### Written instruction
Scan the listing below. Report each line that includes "служебной".

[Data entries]
>> START

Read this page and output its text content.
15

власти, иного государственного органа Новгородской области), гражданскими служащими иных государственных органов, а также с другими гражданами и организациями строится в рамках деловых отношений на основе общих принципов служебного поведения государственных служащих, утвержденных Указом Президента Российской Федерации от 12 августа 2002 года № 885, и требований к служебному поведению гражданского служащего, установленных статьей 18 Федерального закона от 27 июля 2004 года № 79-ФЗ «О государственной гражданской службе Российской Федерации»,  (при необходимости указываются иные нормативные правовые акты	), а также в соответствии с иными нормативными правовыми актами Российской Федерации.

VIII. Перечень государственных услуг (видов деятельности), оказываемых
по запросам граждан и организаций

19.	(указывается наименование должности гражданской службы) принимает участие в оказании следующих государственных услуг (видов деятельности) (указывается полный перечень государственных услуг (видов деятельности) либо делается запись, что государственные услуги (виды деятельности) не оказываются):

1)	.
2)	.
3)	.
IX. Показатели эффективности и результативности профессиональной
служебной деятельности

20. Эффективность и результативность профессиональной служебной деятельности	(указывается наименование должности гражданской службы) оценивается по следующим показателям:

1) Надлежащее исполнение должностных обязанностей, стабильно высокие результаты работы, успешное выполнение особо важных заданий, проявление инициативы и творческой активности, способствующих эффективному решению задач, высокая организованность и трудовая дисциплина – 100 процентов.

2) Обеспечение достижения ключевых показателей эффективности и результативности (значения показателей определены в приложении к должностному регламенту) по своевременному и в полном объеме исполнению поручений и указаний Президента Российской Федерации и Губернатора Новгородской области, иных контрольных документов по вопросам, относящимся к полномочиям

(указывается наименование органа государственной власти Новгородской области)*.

>> END
>> START

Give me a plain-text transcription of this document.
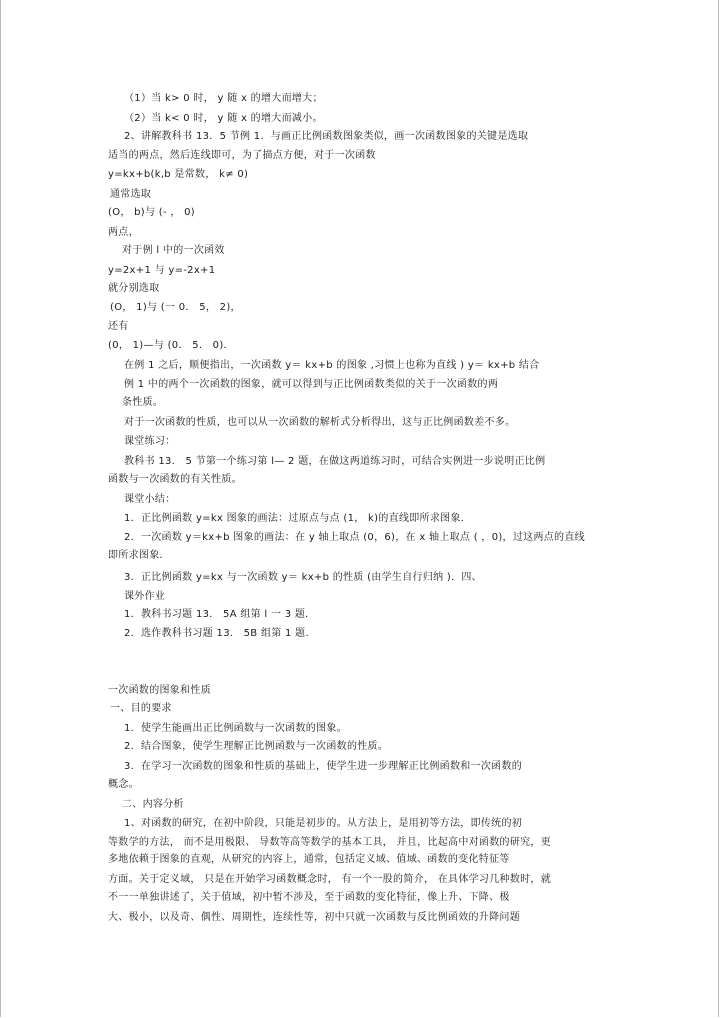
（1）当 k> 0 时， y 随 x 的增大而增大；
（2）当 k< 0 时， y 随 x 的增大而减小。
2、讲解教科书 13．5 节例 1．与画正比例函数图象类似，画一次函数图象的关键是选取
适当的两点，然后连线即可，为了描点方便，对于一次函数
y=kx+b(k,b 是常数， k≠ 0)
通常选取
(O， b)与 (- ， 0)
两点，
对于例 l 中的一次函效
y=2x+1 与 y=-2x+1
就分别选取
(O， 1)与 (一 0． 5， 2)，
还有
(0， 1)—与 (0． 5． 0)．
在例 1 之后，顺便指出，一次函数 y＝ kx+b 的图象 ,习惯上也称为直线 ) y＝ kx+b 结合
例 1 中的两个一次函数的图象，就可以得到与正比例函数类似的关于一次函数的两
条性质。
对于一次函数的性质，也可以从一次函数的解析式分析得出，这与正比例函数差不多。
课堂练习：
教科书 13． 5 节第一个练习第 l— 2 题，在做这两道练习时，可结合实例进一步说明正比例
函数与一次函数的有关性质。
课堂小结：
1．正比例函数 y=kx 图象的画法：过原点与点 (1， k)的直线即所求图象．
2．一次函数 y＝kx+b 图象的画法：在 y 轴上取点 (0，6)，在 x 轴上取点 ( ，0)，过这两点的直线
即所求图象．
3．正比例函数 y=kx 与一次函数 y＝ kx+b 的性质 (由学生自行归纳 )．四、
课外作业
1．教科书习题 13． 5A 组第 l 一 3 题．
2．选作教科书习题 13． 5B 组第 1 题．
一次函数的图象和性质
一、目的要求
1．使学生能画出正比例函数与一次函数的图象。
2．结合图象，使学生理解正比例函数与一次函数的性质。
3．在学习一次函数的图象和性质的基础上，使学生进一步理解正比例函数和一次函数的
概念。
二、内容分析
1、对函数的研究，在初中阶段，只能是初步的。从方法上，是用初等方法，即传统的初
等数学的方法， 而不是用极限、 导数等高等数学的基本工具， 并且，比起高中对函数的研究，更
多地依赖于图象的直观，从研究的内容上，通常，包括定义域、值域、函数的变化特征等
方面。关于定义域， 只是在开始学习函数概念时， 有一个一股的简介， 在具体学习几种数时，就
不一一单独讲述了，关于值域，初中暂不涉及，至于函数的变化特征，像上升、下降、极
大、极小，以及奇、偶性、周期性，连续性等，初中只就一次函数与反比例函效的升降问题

>> END

### Task solution
служебной деятельности
20. Эффективность и результативность профессиональной служебной деятельности	(указывается наименование должности гражданской службы) оценивается по следующим показателям:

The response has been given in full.